» PROMPT
Print every entry exactly as written.

» SUPPLIED MATERIAL
+===+

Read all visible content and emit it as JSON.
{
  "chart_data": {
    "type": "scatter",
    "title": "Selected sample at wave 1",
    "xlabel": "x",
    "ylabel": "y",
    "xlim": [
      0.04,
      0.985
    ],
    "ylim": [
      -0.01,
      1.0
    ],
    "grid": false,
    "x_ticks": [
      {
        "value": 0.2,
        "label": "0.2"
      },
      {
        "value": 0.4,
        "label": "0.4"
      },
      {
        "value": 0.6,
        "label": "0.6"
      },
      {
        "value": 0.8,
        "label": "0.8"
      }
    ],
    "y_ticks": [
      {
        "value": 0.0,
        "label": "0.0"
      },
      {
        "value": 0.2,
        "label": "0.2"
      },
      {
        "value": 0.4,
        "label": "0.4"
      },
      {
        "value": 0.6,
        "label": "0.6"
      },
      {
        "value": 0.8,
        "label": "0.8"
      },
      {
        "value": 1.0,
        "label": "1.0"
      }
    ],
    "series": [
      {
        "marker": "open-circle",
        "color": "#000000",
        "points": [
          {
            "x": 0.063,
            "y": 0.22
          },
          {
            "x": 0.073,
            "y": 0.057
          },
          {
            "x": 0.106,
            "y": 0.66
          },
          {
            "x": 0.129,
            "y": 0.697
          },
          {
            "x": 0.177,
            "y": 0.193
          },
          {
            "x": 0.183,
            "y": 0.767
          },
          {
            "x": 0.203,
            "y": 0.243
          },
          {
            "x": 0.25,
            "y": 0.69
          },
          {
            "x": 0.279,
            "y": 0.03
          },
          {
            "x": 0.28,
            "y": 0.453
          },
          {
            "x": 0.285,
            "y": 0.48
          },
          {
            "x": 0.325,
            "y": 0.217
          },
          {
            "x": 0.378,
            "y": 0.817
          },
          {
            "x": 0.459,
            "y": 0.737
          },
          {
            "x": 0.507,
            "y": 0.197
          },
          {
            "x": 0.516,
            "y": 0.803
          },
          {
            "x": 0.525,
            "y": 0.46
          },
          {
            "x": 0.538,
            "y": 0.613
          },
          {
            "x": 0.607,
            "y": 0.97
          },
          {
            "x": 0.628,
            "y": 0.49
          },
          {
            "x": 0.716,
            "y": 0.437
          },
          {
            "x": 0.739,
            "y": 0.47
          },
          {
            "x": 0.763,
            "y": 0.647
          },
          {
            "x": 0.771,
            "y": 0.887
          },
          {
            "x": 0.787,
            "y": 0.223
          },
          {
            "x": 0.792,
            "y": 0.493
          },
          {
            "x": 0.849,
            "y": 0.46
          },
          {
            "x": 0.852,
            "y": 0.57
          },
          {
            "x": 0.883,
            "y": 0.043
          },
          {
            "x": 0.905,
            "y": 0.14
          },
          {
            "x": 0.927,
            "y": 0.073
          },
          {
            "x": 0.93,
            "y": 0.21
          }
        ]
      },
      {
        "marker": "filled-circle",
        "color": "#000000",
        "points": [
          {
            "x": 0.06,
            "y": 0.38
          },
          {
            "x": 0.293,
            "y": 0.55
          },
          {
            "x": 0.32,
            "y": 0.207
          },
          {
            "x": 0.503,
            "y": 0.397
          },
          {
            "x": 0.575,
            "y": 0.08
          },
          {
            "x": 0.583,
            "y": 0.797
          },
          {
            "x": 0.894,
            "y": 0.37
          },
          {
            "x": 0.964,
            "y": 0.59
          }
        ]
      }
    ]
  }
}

+===+

» REPLY TO THE TASK
Read all visible content and emit it as JSON.
{
  "chart_data": {
    "type": "scatter",
    "title": "Selected sample at wave 1",
    "xlabel": "x",
    "ylabel": "y",
    "xlim": [
      0.04,
      0.985
    ],
    "ylim": [
      -0.01,
      1.0
    ],
    "grid": false,
    "x_ticks": [
      {
        "value": 0.2,
        "label": "0.2"
      },
      {
        "value": 0.4,
        "label": "0.4"
      },
      {
        "value": 0.6,
        "label": "0.6"
      },
      {
        "value": 0.8,
        "label": "0.8"
      }
    ],
    "y_ticks": [
      {
        "value": 0.0,
        "label": "0.0"
      },
      {
        "value": 0.2,
        "label": "0.2"
      },
      {
        "value": 0.4,
        "label": "0.4"
      },
      {
        "value": 0.6,
        "label": "0.6"
      },
      {
        "value": 0.8,
        "label": "0.8"
      },
      {
        "value": 1.0,
        "label": "1.0"
      }
    ],
    "series": [
      {
        "marker": "open-circle",
        "color": "#000000",
        "points": [
          {
            "x": 0.063,
            "y": 0.22
          },
          {
            "x": 0.073,
            "y": 0.057
          },
          {
            "x": 0.106,
            "y": 0.66
          },
          {
            "x": 0.129,
            "y": 0.697
          },
          {
            "x": 0.177,
            "y": 0.193
          },
          {
            "x": 0.183,
            "y": 0.767
          },
          {
            "x": 0.203,
            "y": 0.243
          },
          {
            "x": 0.25,
            "y": 0.69
          },
          {
            "x": 0.279,
            "y": 0.03
          },
          {
            "x": 0.28,
            "y": 0.453
          },
          {
            "x": 0.285,
            "y": 0.48
          },
          {
            "x": 0.325,
            "y": 0.217
          },
          {
            "x": 0.378,
            "y": 0.817
          },
          {
            "x": 0.459,
            "y": 0.737
          },
          {
            "x": 0.507,
            "y": 0.197
          },
          {
            "x": 0.516,
            "y": 0.803
          },
          {
            "x": 0.525,
            "y": 0.46
          },
          {
            "x": 0.538,
            "y": 0.613
          },
          {
            "x": 0.607,
            "y": 0.97
          },
          {
            "x": 0.628,
            "y": 0.49
          },
          {
            "x": 0.716,
            "y": 0.437
          },
          {
            "x": 0.739,
            "y": 0.47
          },
          {
            "x": 0.763,
            "y": 0.647
          },
          {
            "x": 0.771,
            "y": 0.887
          },
          {
            "x": 0.787,
            "y": 0.223
          },
          {
            "x": 0.792,
            "y": 0.493
          },
          {
            "x": 0.849,
            "y": 0.46
          },
          {
            "x": 0.852,
            "y": 0.57
          },
          {
            "x": 0.883,
            "y": 0.043
          },
          {
            "x": 0.905,
            "y": 0.14
          },
          {
            "x": 0.927,
            "y": 0.073
          },
          {
            "x": 0.93,
            "y": 0.21
          }
        ]
      },
      {
        "marker": "filled-circle",
        "color": "#000000",
        "points": [
          {
            "x": 0.06,
            "y": 0.38
          },
          {
            "x": 0.293,
            "y": 0.55
          },
          {
            "x": 0.32,
            "y": 0.207
          },
          {
            "x": 0.503,
            "y": 0.397
          },
          {
            "x": 0.575,
            "y": 0.08
          },
          {
            "x": 0.583,
            "y": 0.797
          },
          {
            "x": 0.894,
            "y": 0.37
          },
          {
            "x": 0.964,
            "y": 0.59
          }
        ]
      }
    ]
  }
}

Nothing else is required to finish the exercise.